--- Begin Task inputs ---

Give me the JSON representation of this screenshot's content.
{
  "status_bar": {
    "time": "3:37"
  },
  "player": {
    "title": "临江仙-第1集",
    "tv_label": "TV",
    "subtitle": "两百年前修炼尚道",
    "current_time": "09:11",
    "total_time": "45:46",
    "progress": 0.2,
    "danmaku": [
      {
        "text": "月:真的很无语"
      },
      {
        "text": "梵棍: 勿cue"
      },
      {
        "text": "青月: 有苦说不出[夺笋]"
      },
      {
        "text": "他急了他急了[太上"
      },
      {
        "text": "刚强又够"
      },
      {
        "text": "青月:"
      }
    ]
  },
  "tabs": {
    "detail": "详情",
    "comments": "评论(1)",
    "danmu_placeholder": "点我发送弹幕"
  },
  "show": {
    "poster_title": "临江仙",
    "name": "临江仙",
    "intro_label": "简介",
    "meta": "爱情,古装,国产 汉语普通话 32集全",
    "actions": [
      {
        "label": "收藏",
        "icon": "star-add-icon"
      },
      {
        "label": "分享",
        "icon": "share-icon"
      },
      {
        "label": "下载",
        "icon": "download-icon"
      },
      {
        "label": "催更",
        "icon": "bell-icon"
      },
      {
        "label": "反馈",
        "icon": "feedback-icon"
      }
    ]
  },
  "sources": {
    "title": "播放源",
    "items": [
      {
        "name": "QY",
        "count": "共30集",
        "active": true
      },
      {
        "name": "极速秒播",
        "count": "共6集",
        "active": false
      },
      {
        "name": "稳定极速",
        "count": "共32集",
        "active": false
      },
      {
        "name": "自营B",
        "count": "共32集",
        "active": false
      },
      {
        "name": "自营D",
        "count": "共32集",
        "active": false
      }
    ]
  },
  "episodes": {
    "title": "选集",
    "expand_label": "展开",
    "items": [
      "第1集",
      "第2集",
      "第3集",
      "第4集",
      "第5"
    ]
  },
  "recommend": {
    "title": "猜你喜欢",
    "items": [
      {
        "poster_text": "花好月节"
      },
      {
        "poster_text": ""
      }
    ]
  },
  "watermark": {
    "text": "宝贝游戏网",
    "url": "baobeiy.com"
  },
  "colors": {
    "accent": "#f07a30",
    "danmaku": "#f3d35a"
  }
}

--- End Task inputs ---

▶ Short problem
Filter out every line that lacks the word "name", and copy the rest.

▶ Task answer
    "name": "临江仙",
        "name": "QY",
        "name": "极速秒播",
        "name": "稳定极速",
        "name": "自营B",
        "name": "自营D",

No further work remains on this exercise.